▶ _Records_
=======
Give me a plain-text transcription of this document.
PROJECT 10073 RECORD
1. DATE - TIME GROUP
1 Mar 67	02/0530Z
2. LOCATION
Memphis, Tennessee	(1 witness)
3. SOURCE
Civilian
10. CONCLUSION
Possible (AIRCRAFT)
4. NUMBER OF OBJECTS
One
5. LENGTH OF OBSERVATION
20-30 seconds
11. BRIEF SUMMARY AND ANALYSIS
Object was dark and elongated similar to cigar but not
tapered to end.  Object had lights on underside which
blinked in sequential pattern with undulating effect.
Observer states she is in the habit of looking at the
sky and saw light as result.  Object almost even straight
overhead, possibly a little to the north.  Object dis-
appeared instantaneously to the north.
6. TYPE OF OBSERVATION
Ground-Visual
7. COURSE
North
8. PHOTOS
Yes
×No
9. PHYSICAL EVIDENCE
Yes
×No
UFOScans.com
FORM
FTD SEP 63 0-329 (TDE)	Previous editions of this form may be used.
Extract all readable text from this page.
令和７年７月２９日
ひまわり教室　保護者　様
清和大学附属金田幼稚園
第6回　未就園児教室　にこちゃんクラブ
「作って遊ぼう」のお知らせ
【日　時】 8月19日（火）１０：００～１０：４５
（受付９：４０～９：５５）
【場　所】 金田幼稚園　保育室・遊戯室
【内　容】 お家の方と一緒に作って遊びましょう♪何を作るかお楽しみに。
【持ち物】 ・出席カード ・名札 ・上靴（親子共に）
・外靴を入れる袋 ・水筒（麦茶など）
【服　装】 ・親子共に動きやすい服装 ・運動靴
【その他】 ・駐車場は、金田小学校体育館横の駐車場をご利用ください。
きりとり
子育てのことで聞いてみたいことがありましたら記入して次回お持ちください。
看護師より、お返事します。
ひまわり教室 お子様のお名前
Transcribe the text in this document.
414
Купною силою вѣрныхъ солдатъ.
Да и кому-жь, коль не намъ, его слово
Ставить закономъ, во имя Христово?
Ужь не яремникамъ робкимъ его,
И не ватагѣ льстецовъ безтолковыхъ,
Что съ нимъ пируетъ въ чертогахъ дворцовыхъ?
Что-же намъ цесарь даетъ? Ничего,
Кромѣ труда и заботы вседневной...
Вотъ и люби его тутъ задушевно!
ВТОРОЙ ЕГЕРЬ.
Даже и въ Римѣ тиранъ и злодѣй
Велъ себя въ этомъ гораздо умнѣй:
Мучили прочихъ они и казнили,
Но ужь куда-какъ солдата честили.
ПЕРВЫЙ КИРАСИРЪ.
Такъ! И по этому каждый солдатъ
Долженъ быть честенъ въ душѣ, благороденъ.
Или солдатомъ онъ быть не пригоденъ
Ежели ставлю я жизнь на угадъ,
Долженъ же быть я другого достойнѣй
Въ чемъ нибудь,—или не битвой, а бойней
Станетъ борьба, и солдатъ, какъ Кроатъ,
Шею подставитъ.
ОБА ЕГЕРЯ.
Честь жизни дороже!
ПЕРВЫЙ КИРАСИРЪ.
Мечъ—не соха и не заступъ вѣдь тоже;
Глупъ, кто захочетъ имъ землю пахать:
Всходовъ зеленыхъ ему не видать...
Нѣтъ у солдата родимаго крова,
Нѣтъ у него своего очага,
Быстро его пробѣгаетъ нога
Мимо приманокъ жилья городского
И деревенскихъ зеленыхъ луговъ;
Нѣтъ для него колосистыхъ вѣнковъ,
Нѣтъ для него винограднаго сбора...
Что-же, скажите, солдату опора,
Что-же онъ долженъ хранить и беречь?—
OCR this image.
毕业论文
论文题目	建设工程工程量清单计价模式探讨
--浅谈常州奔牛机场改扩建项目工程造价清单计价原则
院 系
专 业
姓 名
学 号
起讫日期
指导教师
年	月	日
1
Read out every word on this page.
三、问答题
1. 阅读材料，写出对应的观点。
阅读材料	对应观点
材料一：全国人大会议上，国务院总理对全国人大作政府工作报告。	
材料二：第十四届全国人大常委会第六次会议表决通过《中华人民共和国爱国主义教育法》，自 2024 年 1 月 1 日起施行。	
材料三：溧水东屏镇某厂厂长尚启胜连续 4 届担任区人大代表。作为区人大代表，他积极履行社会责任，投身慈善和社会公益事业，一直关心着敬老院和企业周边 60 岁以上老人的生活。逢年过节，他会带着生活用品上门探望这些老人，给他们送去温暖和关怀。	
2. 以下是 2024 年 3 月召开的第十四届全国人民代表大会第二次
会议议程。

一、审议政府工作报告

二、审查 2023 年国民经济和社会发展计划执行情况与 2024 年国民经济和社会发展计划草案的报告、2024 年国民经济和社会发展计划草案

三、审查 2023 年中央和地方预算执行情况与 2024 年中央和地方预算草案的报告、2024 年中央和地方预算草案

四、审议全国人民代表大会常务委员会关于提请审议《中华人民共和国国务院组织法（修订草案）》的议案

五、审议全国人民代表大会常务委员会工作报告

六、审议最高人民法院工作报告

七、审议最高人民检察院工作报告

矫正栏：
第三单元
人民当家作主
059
=======
▶ _AIM OF THE EXERCISE_
Produce an exact copy of every entry above.

▶ _RESPONSE_
Give me a plain-text transcription of this document.
PROJECT 10073 RECORD
1. DATE - TIME GROUP
1 Mar 67	02/0530Z
2. LOCATION
Memphis, Tennessee	(1 witness)
3. SOURCE
Civilian
10. CONCLUSION
Possible (AIRCRAFT)
4. NUMBER OF OBJECTS
One
5. LENGTH OF OBSERVATION
20-30 seconds
11. BRIEF SUMMARY AND ANALYSIS
Object was dark and elongated similar to cigar but not
tapered to end.  Object had lights on underside which
blinked in sequential pattern with undulating effect.
Observer states she is in the habit of looking at the
sky and saw light as result.  Object almost even straight
overhead, possibly a little to the north.  Object dis-
appeared instantaneously to the north.
6. TYPE OF OBSERVATION
Ground-Visual
7. COURSE
North
8. PHOTOS
Yes
×No
9. PHYSICAL EVIDENCE
Yes
×No
UFOScans.com
FORM
FTD SEP 63 0-329 (TDE)	Previous editions of this form may be used.
Extract all readable text from this page.
令和７年７月２９日
ひまわり教室　保護者　様
清和大学附属金田幼稚園
第6回　未就園児教室　にこちゃんクラブ
「作って遊ぼう」のお知らせ
【日　時】 8月19日（火）１０：００～１０：４５
（受付９：４０～９：５５）
【場　所】 金田幼稚園　保育室・遊戯室
【内　容】 お家の方と一緒に作って遊びましょう♪何を作るかお楽しみに。
【持ち物】 ・出席カード ・名札 ・上靴（親子共に）
・外靴を入れる袋 ・水筒（麦茶など）
【服　装】 ・親子共に動きやすい服装 ・運動靴
【その他】 ・駐車場は、金田小学校体育館横の駐車場をご利用ください。
きりとり
子育てのことで聞いてみたいことがありましたら記入して次回お持ちください。
看護師より、お返事します。
ひまわり教室 お子様のお名前
Transcribe the text in this document.
414
Купною силою вѣрныхъ солдатъ.
Да и кому-жь, коль не намъ, его слово
Ставить закономъ, во имя Христово?
Ужь не яремникамъ робкимъ его,
И не ватагѣ льстецовъ безтолковыхъ,
Что съ нимъ пируетъ въ чертогахъ дворцовыхъ?
Что-же намъ цесарь даетъ? Ничего,
Кромѣ труда и заботы вседневной...
Вотъ и люби его тутъ задушевно!
ВТОРОЙ ЕГЕРЬ.
Даже и въ Римѣ тиранъ и злодѣй
Велъ себя въ этомъ гораздо умнѣй:
Мучили прочихъ они и казнили,
Но ужь куда-какъ солдата честили.
ПЕРВЫЙ КИРАСИРЪ.
Такъ! И по этому каждый солдатъ
Долженъ быть честенъ въ душѣ, благороденъ.
Или солдатомъ онъ быть не пригоденъ
Ежели ставлю я жизнь на угадъ,
Долженъ же быть я другого достойнѣй
Въ чемъ нибудь,—или не битвой, а бойней
Станетъ борьба, и солдатъ, какъ Кроатъ,
Шею подставитъ.
ОБА ЕГЕРЯ.
Честь жизни дороже!
ПЕРВЫЙ КИРАСИРЪ.
Мечъ—не соха и не заступъ вѣдь тоже;
Глупъ, кто захочетъ имъ землю пахать:
Всходовъ зеленыхъ ему не видать...
Нѣтъ у солдата родимаго крова,
Нѣтъ у него своего очага,
Быстро его пробѣгаетъ нога
Мимо приманокъ жилья городского
И деревенскихъ зеленыхъ луговъ;
Нѣтъ для него колосистыхъ вѣнковъ,
Нѣтъ для него винограднаго сбора...
Что-же, скажите, солдату опора,
Что-же онъ долженъ хранить и беречь?—
OCR this image.
毕业论文
论文题目	建设工程工程量清单计价模式探讨
--浅谈常州奔牛机场改扩建项目工程造价清单计价原则
院 系
专 业
姓 名
学 号
起讫日期
指导教师
年	月	日
1
Read out every word on this page.
三、问答题
1. 阅读材料，写出对应的观点。
阅读材料	对应观点
材料一：全国人大会议上，国务院总理对全国人大作政府工作报告。	
材料二：第十四届全国人大常委会第六次会议表决通过《中华人民共和国爱国主义教育法》，自 2024 年 1 月 1 日起施行。	
材料三：溧水东屏镇某厂厂长尚启胜连续 4 届担任区人大代表。作为区人大代表，他积极履行社会责任，投身慈善和社会公益事业，一直关心着敬老院和企业周边 60 岁以上老人的生活。逢年过节，他会带着生活用品上门探望这些老人，给他们送去温暖和关怀。	
2. 以下是 2024 年 3 月召开的第十四届全国人民代表大会第二次
会议议程。

一、审议政府工作报告

二、审查 2023 年国民经济和社会发展计划执行情况与 2024 年国民经济和社会发展计划草案的报告、2024 年国民经济和社会发展计划草案

三、审查 2023 年中央和地方预算执行情况与 2024 年中央和地方预算草案的报告、2024 年中央和地方预算草案

四、审议全国人民代表大会常务委员会关于提请审议《中华人民共和国国务院组织法（修订草案）》的议案

五、审议全国人民代表大会常务委员会工作报告

六、审议最高人民法院工作报告

七、审议最高人民检察院工作报告

矫正栏：
第三单元
人民当家作主
059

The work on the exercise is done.